## Problem details:
Give as a JSON list of strings the lines of the entries below, starting at the line that contains "series-point xyxy=(356,126,364,133)" and ending at the line that contains "series-point xyxy=(236,193,244,200)", with both included. Use one string per line and omit blank lines.

start Records shown

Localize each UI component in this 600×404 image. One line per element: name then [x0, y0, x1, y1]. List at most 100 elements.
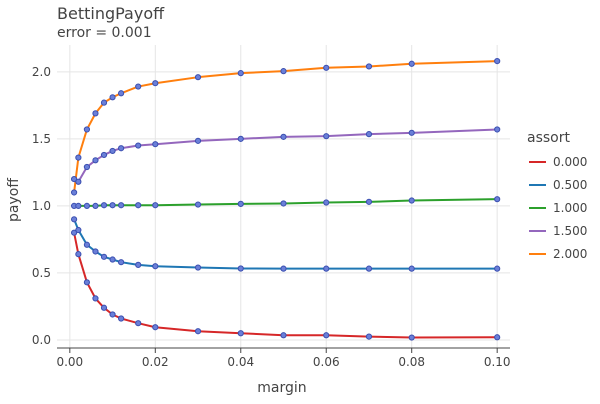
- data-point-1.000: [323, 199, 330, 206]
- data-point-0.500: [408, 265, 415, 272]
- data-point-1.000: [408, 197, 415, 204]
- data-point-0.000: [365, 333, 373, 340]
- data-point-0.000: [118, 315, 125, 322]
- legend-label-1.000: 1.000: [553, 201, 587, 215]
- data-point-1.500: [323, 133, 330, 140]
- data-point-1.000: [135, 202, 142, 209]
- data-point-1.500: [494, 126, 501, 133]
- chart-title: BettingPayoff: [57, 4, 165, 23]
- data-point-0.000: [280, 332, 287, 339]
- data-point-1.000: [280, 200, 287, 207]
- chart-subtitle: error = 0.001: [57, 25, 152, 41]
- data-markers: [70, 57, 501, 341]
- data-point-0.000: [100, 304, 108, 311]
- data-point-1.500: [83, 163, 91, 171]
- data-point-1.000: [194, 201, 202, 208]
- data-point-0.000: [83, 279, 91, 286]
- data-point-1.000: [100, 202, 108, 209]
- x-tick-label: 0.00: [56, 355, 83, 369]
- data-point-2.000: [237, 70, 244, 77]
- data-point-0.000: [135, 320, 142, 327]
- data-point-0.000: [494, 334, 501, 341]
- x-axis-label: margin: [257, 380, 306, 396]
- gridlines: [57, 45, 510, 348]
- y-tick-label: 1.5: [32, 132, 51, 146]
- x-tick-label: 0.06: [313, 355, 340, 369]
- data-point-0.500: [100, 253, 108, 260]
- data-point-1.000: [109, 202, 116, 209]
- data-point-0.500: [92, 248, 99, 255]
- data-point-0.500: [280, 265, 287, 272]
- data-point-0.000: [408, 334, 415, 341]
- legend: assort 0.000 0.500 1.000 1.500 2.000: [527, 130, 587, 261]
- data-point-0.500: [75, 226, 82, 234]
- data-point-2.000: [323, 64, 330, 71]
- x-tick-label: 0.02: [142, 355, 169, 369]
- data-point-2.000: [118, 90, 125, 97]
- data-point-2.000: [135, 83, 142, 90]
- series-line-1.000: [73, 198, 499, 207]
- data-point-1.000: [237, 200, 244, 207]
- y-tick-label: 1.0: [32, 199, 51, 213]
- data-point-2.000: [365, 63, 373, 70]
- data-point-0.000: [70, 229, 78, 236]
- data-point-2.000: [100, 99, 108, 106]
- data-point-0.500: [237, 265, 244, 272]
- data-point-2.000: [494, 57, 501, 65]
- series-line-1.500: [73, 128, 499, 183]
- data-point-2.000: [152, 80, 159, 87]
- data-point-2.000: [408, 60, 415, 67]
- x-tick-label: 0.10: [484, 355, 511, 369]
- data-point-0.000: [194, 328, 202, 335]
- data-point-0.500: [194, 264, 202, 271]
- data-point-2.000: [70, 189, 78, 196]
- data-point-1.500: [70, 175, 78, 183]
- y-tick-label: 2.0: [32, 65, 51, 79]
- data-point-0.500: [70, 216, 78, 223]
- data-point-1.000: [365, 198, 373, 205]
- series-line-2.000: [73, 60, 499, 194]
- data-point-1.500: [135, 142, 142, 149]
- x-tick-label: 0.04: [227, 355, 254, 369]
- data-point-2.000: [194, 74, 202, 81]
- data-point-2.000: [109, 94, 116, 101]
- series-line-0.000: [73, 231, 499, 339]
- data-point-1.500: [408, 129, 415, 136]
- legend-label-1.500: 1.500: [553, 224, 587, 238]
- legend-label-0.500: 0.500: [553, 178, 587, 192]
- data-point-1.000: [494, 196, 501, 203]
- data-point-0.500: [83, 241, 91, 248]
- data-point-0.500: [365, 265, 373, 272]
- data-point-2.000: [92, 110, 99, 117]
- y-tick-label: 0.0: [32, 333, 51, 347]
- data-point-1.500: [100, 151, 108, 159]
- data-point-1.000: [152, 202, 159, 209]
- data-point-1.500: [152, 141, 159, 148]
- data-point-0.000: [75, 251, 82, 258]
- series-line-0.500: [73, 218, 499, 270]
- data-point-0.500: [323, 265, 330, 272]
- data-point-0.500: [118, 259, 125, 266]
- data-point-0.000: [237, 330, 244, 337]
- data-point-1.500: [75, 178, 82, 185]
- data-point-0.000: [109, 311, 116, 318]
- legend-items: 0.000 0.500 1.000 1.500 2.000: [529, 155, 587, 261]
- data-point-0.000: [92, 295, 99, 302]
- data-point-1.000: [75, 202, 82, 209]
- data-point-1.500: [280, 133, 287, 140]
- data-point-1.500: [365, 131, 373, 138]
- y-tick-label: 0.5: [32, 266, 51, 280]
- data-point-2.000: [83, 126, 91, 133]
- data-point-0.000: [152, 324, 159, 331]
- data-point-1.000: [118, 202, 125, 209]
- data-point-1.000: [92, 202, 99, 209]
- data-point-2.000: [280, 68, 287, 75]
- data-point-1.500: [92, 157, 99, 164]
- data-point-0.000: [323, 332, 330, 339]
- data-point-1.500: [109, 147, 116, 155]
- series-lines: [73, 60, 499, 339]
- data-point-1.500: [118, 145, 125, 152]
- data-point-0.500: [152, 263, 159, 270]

end Records shown
start Records shown

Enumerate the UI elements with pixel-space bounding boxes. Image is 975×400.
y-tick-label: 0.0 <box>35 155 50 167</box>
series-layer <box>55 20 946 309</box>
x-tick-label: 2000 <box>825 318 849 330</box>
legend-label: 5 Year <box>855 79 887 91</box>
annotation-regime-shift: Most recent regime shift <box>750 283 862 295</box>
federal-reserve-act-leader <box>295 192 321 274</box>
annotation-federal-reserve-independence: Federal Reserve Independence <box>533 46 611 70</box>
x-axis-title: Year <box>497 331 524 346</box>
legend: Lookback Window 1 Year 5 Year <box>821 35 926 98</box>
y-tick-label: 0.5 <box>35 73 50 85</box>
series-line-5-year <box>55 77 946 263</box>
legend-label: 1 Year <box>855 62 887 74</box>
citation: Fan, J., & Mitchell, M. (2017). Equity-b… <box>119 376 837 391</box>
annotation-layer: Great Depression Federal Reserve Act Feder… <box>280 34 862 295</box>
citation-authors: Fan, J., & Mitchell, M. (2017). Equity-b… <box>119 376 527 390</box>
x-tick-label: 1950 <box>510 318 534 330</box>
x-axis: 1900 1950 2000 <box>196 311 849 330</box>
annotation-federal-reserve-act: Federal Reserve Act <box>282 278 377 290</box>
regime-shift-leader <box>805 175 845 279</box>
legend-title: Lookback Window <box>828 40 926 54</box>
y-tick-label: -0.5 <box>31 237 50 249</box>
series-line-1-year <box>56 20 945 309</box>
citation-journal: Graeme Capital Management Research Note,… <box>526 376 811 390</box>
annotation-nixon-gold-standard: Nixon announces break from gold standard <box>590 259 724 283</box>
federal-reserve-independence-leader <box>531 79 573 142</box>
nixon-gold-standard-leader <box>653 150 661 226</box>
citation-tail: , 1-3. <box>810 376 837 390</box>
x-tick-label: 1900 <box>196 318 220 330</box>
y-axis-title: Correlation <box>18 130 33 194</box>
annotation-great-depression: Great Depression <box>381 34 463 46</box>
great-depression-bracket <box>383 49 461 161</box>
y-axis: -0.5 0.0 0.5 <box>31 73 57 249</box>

end Records shown
start Records shown

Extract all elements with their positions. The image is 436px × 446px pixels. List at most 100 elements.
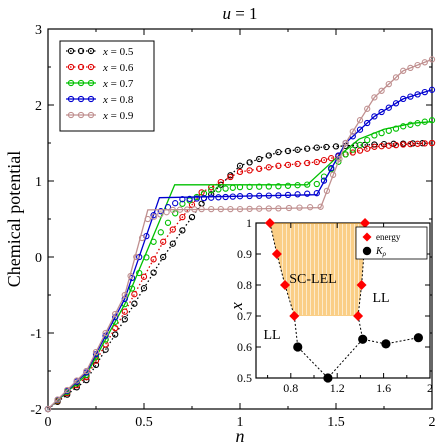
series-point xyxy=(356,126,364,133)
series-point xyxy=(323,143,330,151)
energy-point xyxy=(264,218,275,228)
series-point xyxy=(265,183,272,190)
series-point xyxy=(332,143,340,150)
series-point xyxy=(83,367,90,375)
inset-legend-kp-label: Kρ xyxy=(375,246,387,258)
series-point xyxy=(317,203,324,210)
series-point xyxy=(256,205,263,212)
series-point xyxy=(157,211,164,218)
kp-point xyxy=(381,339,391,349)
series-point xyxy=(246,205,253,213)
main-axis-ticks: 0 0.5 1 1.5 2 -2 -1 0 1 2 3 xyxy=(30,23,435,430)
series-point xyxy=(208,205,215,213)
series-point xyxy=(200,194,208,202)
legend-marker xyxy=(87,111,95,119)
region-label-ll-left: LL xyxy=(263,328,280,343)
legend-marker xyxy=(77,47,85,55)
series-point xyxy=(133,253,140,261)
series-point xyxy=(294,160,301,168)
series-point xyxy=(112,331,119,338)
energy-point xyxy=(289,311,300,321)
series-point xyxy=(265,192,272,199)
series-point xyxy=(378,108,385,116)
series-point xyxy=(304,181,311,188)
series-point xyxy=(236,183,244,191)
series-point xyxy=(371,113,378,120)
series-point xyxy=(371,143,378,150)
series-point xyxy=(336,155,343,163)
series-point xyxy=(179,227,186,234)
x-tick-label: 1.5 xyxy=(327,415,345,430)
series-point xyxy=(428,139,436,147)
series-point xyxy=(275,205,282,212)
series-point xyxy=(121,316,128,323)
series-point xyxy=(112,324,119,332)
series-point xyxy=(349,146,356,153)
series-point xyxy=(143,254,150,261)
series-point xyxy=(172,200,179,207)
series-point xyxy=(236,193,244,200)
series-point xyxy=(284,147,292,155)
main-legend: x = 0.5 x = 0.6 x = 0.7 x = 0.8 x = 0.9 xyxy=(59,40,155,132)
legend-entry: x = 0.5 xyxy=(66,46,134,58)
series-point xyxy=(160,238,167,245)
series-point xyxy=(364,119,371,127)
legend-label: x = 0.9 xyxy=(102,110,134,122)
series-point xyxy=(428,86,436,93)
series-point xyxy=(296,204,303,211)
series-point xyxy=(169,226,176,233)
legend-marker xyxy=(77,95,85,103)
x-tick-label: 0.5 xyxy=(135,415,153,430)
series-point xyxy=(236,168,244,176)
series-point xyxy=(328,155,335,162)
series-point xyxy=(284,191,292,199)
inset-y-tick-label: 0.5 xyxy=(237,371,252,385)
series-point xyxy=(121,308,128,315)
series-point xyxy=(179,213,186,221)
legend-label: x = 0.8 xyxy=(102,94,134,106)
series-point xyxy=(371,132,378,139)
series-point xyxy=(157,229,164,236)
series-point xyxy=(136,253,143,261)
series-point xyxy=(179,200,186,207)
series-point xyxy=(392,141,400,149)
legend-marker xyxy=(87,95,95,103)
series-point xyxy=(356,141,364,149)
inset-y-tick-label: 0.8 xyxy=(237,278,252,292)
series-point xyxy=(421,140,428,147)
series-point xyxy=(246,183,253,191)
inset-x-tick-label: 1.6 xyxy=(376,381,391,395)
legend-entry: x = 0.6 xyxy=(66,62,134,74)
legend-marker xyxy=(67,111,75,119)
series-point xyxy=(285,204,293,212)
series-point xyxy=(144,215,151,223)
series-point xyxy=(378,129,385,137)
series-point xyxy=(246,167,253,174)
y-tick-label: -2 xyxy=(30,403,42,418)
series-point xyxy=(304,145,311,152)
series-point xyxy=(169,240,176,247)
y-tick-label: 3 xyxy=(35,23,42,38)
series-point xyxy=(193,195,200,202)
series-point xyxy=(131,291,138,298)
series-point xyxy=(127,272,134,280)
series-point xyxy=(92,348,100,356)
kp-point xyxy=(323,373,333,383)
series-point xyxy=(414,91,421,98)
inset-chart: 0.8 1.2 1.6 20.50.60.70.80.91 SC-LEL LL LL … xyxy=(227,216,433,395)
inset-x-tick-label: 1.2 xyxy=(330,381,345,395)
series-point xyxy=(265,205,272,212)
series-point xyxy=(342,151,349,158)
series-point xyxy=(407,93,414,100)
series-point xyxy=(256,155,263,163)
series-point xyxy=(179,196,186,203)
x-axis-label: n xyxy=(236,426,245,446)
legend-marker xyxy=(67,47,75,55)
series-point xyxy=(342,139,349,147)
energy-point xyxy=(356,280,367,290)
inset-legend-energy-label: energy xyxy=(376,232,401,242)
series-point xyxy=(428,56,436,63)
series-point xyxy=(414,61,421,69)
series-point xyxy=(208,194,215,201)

end Records shown

## Solved exercise:
[
  "series-point xyxy=(356,126,364,133)",
  "series-point xyxy=(323,143,330,151)",
  "energy-point xyxy=(264,218,275,228)",
  "series-point xyxy=(265,183,272,190)",
  "series-point xyxy=(332,143,340,150)",
  "series-point xyxy=(83,367,90,375)",
  "inset-legend-kp-label: Kρ xyxy=(375,246,387,258)",
  "series-point xyxy=(317,203,324,210)",
  "series-point xyxy=(256,205,263,212)",
  "series-point xyxy=(157,211,164,218)",
  "kp-point xyxy=(381,339,391,349)",
  "series-point xyxy=(246,205,253,213)",
  "main-axis-ticks: 0 0.5 1 1.5 2 -2 -1 0 1 2 3 xyxy=(30,23,435,430)",
  "series-point xyxy=(208,205,215,213)",
  "series-point xyxy=(200,194,208,202)",
  "legend-marker xyxy=(87,111,95,119)",
  "region-label-ll-left: LL xyxy=(263,328,280,343)",
  "legend-marker xyxy=(77,47,85,55)",
  "series-point xyxy=(133,253,140,261)",
  "series-point xyxy=(294,160,301,168)",
  "series-point xyxy=(112,331,119,338)",
  "energy-point xyxy=(289,311,300,321)",
  "series-point xyxy=(265,192,272,199)",
  "series-point xyxy=(378,108,385,116)",
  "series-point xyxy=(304,181,311,188)",
  "series-point xyxy=(236,183,244,191)",
  "series-point xyxy=(371,113,378,120)",
  "series-point xyxy=(371,143,378,150)",
  "series-point xyxy=(336,155,343,163)",
  "series-point xyxy=(179,227,186,234)",
  "x-tick-label: 1.5 xyxy=(327,415,345,430)",
  "series-point xyxy=(428,139,436,147)",
  "series-point xyxy=(275,205,282,212)",
  "series-point xyxy=(121,316,128,323)",
  "series-point xyxy=(112,324,119,332)",
  "series-point xyxy=(349,146,356,153)",
  "series-point xyxy=(143,254,150,261)",
  "series-point xyxy=(172,200,179,207)",
  "series-point xyxy=(236,193,244,200)"
]